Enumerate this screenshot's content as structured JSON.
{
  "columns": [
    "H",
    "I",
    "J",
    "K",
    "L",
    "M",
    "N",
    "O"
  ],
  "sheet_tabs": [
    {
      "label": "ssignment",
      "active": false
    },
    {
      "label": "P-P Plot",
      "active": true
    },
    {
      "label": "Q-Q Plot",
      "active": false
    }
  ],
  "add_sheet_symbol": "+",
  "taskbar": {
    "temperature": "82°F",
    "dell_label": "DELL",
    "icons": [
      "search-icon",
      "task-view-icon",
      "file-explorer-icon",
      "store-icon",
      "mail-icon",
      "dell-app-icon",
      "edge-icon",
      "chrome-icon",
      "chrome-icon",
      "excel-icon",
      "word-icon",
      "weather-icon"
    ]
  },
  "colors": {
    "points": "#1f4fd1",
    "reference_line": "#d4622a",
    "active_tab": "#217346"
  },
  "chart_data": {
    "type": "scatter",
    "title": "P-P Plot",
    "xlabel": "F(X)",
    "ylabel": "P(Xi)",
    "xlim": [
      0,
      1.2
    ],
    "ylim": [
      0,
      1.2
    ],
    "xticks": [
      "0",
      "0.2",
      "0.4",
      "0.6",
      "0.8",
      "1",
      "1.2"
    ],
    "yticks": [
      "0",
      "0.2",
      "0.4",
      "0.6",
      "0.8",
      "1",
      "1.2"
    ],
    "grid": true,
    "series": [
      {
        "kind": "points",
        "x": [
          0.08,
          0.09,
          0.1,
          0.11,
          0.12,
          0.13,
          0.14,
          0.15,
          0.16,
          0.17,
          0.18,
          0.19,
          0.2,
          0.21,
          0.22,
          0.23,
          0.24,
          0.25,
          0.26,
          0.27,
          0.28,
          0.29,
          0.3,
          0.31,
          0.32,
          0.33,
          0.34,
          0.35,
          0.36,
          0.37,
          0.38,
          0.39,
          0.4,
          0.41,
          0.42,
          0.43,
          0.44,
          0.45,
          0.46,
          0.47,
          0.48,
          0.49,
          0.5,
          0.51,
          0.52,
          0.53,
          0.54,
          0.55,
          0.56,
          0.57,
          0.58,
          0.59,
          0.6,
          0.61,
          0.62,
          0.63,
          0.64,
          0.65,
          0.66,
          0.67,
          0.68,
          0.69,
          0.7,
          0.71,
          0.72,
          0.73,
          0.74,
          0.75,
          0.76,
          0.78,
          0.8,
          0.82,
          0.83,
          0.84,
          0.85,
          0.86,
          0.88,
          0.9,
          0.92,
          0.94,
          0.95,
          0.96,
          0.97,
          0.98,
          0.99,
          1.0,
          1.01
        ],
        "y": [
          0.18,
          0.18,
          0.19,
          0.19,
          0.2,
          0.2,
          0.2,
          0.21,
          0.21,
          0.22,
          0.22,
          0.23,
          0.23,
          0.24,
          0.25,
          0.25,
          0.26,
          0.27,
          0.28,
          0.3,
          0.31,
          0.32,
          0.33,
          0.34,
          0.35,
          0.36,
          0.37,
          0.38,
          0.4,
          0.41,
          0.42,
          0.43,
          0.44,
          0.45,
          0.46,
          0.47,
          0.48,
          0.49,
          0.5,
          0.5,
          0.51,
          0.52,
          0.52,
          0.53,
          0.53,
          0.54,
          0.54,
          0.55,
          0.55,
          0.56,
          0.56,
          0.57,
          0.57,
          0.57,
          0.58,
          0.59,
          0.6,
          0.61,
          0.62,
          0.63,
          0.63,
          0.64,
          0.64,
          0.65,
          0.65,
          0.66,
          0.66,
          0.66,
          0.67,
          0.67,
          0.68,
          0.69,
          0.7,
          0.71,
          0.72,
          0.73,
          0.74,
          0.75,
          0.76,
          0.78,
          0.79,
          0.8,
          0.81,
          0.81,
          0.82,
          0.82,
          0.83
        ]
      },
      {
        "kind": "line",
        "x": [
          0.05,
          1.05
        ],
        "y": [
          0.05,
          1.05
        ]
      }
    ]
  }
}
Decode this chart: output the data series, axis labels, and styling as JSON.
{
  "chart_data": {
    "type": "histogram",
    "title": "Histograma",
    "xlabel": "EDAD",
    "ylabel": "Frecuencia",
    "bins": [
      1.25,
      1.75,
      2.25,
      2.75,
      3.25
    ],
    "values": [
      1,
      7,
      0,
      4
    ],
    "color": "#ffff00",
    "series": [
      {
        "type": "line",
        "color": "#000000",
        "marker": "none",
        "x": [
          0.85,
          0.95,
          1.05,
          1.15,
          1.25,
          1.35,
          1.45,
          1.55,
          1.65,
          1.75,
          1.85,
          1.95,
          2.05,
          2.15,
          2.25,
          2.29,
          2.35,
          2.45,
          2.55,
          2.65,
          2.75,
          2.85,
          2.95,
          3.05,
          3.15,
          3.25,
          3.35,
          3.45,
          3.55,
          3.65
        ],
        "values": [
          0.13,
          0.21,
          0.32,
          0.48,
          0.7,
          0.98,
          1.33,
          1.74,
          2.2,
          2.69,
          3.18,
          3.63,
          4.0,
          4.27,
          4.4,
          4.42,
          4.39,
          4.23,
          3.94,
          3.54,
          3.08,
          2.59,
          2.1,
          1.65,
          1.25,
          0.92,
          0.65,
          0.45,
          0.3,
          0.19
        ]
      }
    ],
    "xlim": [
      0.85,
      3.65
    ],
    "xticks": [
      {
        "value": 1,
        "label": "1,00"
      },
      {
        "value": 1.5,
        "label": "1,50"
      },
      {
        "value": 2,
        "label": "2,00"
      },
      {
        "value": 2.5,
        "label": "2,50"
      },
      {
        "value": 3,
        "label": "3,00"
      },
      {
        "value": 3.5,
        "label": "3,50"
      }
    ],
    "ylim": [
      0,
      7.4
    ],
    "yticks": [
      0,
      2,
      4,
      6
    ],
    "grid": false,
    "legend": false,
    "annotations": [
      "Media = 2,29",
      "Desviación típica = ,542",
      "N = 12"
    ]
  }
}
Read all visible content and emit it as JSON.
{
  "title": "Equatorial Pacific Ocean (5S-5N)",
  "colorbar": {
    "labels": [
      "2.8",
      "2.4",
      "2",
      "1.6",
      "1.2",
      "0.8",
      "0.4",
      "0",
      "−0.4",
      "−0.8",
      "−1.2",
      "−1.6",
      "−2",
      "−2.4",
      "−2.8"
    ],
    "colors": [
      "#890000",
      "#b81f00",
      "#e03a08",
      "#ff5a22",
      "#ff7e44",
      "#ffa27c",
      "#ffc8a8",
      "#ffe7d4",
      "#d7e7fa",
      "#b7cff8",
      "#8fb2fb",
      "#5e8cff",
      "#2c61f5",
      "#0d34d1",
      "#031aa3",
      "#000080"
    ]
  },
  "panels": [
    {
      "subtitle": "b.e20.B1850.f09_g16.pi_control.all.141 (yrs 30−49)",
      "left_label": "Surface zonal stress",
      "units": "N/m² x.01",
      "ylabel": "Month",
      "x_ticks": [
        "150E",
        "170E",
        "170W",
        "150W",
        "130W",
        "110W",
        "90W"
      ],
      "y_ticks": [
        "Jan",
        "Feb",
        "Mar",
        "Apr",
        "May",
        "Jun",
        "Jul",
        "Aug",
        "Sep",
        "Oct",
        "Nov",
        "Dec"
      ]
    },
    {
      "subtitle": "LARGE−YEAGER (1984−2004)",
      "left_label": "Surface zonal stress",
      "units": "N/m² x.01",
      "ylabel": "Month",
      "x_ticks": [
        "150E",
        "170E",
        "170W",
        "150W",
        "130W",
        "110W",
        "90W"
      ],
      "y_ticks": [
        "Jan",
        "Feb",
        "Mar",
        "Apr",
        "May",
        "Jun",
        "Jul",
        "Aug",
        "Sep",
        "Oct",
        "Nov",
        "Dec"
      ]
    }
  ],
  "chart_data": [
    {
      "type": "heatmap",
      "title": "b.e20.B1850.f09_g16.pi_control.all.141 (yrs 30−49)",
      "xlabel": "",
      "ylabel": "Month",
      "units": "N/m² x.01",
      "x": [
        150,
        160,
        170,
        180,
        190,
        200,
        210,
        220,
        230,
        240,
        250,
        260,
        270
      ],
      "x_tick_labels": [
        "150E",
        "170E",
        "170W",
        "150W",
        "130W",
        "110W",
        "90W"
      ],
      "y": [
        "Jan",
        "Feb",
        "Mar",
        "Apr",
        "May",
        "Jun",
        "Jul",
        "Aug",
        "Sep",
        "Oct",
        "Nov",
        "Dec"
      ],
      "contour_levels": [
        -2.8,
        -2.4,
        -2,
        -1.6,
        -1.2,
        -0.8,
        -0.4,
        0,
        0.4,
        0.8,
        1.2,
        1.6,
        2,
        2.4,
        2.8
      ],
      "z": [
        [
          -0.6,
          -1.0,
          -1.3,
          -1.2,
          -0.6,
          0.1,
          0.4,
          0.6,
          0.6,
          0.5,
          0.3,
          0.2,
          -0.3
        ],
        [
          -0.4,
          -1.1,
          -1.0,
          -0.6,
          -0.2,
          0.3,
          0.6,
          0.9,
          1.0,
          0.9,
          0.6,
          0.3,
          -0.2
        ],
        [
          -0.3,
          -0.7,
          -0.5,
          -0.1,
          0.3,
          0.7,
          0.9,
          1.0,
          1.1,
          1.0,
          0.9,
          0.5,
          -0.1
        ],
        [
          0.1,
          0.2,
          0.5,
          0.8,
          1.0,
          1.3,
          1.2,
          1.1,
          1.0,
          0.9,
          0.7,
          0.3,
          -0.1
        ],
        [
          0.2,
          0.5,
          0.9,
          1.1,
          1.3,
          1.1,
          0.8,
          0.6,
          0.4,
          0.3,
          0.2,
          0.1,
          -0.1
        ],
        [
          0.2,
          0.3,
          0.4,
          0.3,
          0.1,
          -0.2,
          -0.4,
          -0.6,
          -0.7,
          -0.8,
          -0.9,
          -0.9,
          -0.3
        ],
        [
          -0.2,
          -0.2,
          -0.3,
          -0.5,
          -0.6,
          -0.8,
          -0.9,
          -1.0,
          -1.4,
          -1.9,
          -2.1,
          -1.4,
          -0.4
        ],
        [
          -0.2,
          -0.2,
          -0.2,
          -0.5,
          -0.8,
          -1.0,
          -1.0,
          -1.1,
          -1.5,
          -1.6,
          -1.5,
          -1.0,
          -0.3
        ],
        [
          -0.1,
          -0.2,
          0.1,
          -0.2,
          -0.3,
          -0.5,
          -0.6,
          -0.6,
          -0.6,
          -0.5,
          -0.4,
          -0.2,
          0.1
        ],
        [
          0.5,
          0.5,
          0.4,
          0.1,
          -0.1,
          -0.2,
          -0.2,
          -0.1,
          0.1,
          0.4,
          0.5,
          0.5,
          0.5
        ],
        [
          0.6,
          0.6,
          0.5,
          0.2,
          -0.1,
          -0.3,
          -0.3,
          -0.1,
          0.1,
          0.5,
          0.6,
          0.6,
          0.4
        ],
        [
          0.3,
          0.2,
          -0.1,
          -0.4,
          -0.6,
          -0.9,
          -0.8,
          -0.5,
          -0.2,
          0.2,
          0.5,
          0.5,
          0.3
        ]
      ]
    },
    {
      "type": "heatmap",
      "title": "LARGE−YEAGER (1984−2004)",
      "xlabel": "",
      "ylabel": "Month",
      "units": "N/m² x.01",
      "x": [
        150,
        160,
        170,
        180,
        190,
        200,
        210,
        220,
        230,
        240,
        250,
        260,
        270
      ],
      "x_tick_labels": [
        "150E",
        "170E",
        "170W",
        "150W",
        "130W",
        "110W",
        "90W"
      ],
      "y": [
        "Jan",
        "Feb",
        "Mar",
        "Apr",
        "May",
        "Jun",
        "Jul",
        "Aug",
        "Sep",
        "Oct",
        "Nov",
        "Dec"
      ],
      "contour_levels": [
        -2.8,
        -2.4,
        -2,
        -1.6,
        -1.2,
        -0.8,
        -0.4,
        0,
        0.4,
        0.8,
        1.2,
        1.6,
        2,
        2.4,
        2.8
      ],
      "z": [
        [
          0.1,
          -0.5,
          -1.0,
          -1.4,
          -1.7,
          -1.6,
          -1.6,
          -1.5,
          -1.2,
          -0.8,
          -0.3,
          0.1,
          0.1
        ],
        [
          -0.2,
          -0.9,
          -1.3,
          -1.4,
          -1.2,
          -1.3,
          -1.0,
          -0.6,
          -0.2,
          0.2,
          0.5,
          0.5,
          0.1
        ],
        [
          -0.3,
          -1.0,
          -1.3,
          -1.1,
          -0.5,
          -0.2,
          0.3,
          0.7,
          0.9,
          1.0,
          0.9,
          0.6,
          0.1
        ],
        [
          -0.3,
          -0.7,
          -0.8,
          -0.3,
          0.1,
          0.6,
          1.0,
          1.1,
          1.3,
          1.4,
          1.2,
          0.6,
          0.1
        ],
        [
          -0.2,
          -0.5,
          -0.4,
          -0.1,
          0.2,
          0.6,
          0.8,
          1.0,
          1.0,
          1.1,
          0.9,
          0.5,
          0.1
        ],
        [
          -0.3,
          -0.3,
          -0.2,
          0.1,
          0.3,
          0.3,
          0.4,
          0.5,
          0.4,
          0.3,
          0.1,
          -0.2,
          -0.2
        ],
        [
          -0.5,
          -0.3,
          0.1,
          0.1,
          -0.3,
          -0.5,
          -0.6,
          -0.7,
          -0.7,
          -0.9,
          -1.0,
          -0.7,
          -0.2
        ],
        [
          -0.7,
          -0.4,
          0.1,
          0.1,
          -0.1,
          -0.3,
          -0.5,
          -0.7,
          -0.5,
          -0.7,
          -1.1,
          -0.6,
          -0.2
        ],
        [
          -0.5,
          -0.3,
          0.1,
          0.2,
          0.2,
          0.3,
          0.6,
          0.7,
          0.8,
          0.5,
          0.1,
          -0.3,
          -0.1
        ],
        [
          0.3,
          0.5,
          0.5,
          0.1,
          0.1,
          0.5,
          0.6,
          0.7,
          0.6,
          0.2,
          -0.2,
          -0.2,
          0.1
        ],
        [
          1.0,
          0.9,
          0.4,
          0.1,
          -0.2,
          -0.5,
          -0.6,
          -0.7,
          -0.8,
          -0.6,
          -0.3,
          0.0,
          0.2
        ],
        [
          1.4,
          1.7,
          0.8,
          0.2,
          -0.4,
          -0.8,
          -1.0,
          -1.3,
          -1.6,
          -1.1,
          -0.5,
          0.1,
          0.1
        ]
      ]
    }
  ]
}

- - -

**What the task asks**
Copy out every line of the data that includes the word "type".

**Solution for this task**
    "type": "scatter",
    "type": "histogram",
        "type": "line",
      "type": "heatmap",
      "type": "heatmap",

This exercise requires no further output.